→ **Aim of the task**
Reproduce each line bearing the word "anomaly".

→ **Task inputs**
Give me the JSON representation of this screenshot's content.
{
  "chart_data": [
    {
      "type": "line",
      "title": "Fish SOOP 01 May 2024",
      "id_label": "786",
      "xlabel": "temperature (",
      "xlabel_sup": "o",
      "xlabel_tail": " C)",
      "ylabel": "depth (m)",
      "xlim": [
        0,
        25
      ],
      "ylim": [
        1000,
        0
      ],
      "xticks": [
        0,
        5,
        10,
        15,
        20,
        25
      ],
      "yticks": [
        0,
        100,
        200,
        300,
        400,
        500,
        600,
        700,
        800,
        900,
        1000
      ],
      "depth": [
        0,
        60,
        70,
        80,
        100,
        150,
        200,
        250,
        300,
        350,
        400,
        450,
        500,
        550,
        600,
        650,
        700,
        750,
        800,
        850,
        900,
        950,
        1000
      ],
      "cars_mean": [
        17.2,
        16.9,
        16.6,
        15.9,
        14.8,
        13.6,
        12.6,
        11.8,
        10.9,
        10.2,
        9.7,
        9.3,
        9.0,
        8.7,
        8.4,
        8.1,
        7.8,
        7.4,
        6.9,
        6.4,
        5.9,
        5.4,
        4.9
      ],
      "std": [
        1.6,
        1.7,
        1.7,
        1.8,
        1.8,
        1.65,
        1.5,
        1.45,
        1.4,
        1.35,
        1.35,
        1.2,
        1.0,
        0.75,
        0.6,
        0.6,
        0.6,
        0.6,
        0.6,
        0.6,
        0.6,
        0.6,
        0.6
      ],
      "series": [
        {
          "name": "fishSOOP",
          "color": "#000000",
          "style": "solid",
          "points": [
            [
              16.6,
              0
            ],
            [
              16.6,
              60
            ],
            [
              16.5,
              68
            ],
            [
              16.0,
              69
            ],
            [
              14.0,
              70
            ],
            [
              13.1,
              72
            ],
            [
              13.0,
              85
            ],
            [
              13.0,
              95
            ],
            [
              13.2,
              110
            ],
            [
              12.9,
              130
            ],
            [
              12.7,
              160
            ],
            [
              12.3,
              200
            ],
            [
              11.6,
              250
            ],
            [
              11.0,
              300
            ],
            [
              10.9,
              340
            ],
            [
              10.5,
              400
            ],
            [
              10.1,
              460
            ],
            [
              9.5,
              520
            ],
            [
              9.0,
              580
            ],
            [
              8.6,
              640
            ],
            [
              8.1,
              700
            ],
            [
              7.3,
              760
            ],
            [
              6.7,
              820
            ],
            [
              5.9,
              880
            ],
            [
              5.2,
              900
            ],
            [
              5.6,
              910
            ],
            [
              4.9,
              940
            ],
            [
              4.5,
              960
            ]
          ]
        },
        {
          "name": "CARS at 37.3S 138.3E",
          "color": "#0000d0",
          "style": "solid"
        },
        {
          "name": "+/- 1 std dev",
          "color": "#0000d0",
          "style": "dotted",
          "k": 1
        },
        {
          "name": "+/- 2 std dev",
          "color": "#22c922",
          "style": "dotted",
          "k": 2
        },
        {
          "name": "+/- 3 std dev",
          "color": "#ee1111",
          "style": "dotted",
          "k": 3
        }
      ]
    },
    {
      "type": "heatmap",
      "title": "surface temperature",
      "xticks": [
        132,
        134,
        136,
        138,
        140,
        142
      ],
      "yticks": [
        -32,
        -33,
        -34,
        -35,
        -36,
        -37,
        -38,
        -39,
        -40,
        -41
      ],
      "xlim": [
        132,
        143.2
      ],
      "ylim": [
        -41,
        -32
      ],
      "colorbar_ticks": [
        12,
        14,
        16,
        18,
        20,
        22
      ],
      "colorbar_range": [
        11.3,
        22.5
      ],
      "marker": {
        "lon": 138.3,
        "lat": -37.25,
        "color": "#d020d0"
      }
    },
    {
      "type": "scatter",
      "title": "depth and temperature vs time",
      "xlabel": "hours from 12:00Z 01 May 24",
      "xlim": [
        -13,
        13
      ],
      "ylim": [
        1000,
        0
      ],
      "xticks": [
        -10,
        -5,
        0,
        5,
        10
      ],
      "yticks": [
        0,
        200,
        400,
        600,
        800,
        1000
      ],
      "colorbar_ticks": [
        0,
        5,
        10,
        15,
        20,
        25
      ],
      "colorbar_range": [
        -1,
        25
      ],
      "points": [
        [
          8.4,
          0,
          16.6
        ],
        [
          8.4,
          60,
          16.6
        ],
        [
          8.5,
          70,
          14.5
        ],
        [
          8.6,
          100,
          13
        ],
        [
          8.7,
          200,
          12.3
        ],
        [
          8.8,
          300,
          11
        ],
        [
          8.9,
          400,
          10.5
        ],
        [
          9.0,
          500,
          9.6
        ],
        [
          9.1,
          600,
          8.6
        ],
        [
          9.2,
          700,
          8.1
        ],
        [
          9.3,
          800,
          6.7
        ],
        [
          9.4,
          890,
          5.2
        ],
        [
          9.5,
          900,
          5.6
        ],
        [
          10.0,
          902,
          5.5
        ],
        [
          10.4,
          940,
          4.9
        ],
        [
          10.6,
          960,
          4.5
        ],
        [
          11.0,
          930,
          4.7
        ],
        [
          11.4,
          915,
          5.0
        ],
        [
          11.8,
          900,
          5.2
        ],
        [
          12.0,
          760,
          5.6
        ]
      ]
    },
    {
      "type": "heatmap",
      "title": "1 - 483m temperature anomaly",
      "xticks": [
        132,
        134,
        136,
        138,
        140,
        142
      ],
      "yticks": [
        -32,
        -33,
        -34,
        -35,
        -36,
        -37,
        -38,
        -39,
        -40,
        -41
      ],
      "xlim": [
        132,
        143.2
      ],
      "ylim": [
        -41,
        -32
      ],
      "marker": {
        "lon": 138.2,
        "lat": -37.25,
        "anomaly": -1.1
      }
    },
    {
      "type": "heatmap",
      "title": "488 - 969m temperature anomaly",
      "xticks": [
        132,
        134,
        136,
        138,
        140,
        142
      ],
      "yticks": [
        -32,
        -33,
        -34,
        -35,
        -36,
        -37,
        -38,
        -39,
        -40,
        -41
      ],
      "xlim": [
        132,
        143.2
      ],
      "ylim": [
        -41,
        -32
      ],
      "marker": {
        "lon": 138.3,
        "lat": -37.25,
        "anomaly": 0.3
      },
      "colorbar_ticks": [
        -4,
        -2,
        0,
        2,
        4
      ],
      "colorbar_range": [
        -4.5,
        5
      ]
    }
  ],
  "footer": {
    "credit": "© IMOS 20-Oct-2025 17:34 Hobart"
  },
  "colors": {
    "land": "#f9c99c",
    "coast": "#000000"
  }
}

→ **Task output**
      "title": "1 - 483m temperature anomaly",
        "anomaly": -1.1
      "title": "488 - 969m temperature anomaly",
        "anomaly": 0.3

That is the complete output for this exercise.